GIVEN PROBLEM
All of the data needs to be repeated exactly.

ENTRIES PROVIDED
####################
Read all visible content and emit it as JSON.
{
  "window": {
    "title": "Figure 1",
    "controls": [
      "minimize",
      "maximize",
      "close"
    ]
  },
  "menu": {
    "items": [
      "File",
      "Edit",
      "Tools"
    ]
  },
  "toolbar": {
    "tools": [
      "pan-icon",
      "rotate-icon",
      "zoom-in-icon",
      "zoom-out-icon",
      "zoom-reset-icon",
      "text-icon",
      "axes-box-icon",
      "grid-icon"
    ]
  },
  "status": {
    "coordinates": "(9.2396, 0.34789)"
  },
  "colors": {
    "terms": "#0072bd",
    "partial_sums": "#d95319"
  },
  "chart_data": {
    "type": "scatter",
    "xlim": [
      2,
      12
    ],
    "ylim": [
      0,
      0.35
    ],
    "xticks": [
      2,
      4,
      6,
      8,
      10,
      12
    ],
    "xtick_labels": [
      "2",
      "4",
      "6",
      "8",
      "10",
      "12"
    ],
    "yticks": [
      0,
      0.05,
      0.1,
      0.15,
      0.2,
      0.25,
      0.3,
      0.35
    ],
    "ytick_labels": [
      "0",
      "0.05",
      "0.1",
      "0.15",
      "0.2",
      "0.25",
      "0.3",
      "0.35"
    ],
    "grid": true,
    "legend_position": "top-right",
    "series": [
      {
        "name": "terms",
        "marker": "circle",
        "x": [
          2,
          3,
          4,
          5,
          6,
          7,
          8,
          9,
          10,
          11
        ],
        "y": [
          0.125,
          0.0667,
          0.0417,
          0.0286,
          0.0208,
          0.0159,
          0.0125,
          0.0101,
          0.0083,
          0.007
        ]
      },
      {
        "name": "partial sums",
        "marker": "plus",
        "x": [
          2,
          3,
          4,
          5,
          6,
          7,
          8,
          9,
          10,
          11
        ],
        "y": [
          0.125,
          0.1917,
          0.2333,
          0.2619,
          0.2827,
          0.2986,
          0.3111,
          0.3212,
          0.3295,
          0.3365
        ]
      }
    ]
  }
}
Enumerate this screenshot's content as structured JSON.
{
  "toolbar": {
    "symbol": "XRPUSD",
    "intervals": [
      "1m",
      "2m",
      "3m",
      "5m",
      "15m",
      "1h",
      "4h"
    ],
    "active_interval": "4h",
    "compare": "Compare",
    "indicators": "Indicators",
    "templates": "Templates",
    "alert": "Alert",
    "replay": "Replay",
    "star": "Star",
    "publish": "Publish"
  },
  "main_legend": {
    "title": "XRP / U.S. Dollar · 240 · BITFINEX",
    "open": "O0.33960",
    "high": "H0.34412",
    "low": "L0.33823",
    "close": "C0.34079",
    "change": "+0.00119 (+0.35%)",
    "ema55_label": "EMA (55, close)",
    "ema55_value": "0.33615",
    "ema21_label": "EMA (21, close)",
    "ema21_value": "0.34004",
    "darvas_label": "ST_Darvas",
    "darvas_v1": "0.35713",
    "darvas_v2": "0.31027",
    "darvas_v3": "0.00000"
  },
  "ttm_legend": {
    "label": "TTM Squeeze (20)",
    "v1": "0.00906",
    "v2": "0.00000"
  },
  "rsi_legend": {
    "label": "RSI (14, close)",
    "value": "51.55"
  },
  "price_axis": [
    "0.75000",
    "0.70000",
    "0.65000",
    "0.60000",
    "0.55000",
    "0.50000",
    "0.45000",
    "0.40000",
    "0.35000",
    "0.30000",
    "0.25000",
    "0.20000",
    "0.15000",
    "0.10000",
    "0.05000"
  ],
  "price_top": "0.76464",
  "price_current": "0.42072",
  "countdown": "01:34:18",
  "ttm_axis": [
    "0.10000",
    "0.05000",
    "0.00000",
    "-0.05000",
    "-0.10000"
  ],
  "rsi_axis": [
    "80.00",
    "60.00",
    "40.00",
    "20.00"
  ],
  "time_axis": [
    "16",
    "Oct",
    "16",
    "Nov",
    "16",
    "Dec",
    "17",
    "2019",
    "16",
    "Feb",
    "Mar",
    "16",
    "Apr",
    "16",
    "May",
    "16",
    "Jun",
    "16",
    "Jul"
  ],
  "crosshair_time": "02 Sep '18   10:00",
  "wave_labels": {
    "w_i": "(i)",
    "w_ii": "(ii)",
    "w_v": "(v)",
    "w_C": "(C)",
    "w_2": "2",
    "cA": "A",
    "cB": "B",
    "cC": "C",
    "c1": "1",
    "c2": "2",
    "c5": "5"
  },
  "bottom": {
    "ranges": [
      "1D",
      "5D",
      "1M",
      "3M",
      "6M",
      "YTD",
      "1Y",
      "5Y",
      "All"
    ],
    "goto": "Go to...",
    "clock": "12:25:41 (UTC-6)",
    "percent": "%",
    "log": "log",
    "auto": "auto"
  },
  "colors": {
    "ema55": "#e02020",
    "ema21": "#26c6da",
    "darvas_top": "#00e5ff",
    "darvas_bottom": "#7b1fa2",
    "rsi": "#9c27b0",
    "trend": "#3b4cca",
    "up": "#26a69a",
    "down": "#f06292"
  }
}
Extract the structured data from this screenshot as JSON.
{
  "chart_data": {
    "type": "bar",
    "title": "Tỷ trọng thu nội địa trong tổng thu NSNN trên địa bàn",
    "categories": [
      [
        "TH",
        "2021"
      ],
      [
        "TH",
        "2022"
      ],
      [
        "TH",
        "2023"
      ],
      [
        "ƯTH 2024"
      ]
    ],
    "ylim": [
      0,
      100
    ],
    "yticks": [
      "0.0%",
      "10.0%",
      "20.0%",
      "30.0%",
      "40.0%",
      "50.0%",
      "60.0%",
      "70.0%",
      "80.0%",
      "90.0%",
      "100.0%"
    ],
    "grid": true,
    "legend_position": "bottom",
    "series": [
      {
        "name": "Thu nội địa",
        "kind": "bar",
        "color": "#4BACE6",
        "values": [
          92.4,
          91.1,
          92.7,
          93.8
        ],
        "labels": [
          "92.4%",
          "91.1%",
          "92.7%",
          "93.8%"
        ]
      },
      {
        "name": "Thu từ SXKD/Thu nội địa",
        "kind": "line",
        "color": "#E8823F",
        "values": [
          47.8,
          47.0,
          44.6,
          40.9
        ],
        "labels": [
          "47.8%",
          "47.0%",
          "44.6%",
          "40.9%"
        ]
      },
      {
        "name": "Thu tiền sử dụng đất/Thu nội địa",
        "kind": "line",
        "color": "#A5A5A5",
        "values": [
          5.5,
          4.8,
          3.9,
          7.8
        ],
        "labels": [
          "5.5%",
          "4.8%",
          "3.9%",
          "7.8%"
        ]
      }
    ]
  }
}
####################
EXPECTED OUTPUT
Read all visible content and emit it as JSON.
{
  "window": {
    "title": "Figure 1",
    "controls": [
      "minimize",
      "maximize",
      "close"
    ]
  },
  "menu": {
    "items": [
      "File",
      "Edit",
      "Tools"
    ]
  },
  "toolbar": {
    "tools": [
      "pan-icon",
      "rotate-icon",
      "zoom-in-icon",
      "zoom-out-icon",
      "zoom-reset-icon",
      "text-icon",
      "axes-box-icon",
      "grid-icon"
    ]
  },
  "status": {
    "coordinates": "(9.2396, 0.34789)"
  },
  "colors": {
    "terms": "#0072bd",
    "partial_sums": "#d95319"
  },
  "chart_data": {
    "type": "scatter",
    "xlim": [
      2,
      12
    ],
    "ylim": [
      0,
      0.35
    ],
    "xticks": [
      2,
      4,
      6,
      8,
      10,
      12
    ],
    "xtick_labels": [
      "2",
      "4",
      "6",
      "8",
      "10",
      "12"
    ],
    "yticks": [
      0,
      0.05,
      0.1,
      0.15,
      0.2,
      0.25,
      0.3,
      0.35
    ],
    "ytick_labels": [
      "0",
      "0.05",
      "0.1",
      "0.15",
      "0.2",
      "0.25",
      "0.3",
      "0.35"
    ],
    "grid": true,
    "legend_position": "top-right",
    "series": [
      {
        "name": "terms",
        "marker": "circle",
        "x": [
          2,
          3,
          4,
          5,
          6,
          7,
          8,
          9,
          10,
          11
        ],
        "y": [
          0.125,
          0.0667,
          0.0417,
          0.0286,
          0.0208,
          0.0159,
          0.0125,
          0.0101,
          0.0083,
          0.007
        ]
      },
      {
        "name": "partial sums",
        "marker": "plus",
        "x": [
          2,
          3,
          4,
          5,
          6,
          7,
          8,
          9,
          10,
          11
        ],
        "y": [
          0.125,
          0.1917,
          0.2333,
          0.2619,
          0.2827,
          0.2986,
          0.3111,
          0.3212,
          0.3295,
          0.3365
        ]
      }
    ]
  }
}
Enumerate this screenshot's content as structured JSON.
{
  "toolbar": {
    "symbol": "XRPUSD",
    "intervals": [
      "1m",
      "2m",
      "3m",
      "5m",
      "15m",
      "1h",
      "4h"
    ],
    "active_interval": "4h",
    "compare": "Compare",
    "indicators": "Indicators",
    "templates": "Templates",
    "alert": "Alert",
    "replay": "Replay",
    "star": "Star",
    "publish": "Publish"
  },
  "main_legend": {
    "title": "XRP / U.S. Dollar · 240 · BITFINEX",
    "open": "O0.33960",
    "high": "H0.34412",
    "low": "L0.33823",
    "close": "C0.34079",
    "change": "+0.00119 (+0.35%)",
    "ema55_label": "EMA (55, close)",
    "ema55_value": "0.33615",
    "ema21_label": "EMA (21, close)",
    "ema21_value": "0.34004",
    "darvas_label": "ST_Darvas",
    "darvas_v1": "0.35713",
    "darvas_v2": "0.31027",
    "darvas_v3": "0.00000"
  },
  "ttm_legend": {
    "label": "TTM Squeeze (20)",
    "v1": "0.00906",
    "v2": "0.00000"
  },
  "rsi_legend": {
    "label": "RSI (14, close)",
    "value": "51.55"
  },
  "price_axis": [
    "0.75000",
    "0.70000",
    "0.65000",
    "0.60000",
    "0.55000",
    "0.50000",
    "0.45000",
    "0.40000",
    "0.35000",
    "0.30000",
    "0.25000",
    "0.20000",
    "0.15000",
    "0.10000",
    "0.05000"
  ],
  "price_top": "0.76464",
  "price_current": "0.42072",
  "countdown": "01:34:18",
  "ttm_axis": [
    "0.10000",
    "0.05000",
    "0.00000",
    "-0.05000",
    "-0.10000"
  ],
  "rsi_axis": [
    "80.00",
    "60.00",
    "40.00",
    "20.00"
  ],
  "time_axis": [
    "16",
    "Oct",
    "16",
    "Nov",
    "16",
    "Dec",
    "17",
    "2019",
    "16",
    "Feb",
    "Mar",
    "16",
    "Apr",
    "16",
    "May",
    "16",
    "Jun",
    "16",
    "Jul"
  ],
  "crosshair_time": "02 Sep '18   10:00",
  "wave_labels": {
    "w_i": "(i)",
    "w_ii": "(ii)",
    "w_v": "(v)",
    "w_C": "(C)",
    "w_2": "2",
    "cA": "A",
    "cB": "B",
    "cC": "C",
    "c1": "1",
    "c2": "2",
    "c5": "5"
  },
  "bottom": {
    "ranges": [
      "1D",
      "5D",
      "1M",
      "3M",
      "6M",
      "YTD",
      "1Y",
      "5Y",
      "All"
    ],
    "goto": "Go to...",
    "clock": "12:25:41 (UTC-6)",
    "percent": "%",
    "log": "log",
    "auto": "auto"
  },
  "colors": {
    "ema55": "#e02020",
    "ema21": "#26c6da",
    "darvas_top": "#00e5ff",
    "darvas_bottom": "#7b1fa2",
    "rsi": "#9c27b0",
    "trend": "#3b4cca",
    "up": "#26a69a",
    "down": "#f06292"
  }
}
Extract the structured data from this screenshot as JSON.
{
  "chart_data": {
    "type": "bar",
    "title": "Tỷ trọng thu nội địa trong tổng thu NSNN trên địa bàn",
    "categories": [
      [
        "TH",
        "2021"
      ],
      [
        "TH",
        "2022"
      ],
      [
        "TH",
        "2023"
      ],
      [
        "ƯTH 2024"
      ]
    ],
    "ylim": [
      0,
      100
    ],
    "yticks": [
      "0.0%",
      "10.0%",
      "20.0%",
      "30.0%",
      "40.0%",
      "50.0%",
      "60.0%",
      "70.0%",
      "80.0%",
      "90.0%",
      "100.0%"
    ],
    "grid": true,
    "legend_position": "bottom",
    "series": [
      {
        "name": "Thu nội địa",
        "kind": "bar",
        "color": "#4BACE6",
        "values": [
          92.4,
          91.1,
          92.7,
          93.8
        ],
        "labels": [
          "92.4%",
          "91.1%",
          "92.7%",
          "93.8%"
        ]
      },
      {
        "name": "Thu từ SXKD/Thu nội địa",
        "kind": "line",
        "color": "#E8823F",
        "values": [
          47.8,
          47.0,
          44.6,
          40.9
        ],
        "labels": [
          "47.8%",
          "47.0%",
          "44.6%",
          "40.9%"
        ]
      },
      {
        "name": "Thu tiền sử dụng đất/Thu nội địa",
        "kind": "line",
        "color": "#A5A5A5",
        "values": [
          5.5,
          4.8,
          3.9,
          7.8
        ],
        "labels": [
          "5.5%",
          "4.8%",
          "3.9%",
          "7.8%"
        ]
      }
    ]
  }
}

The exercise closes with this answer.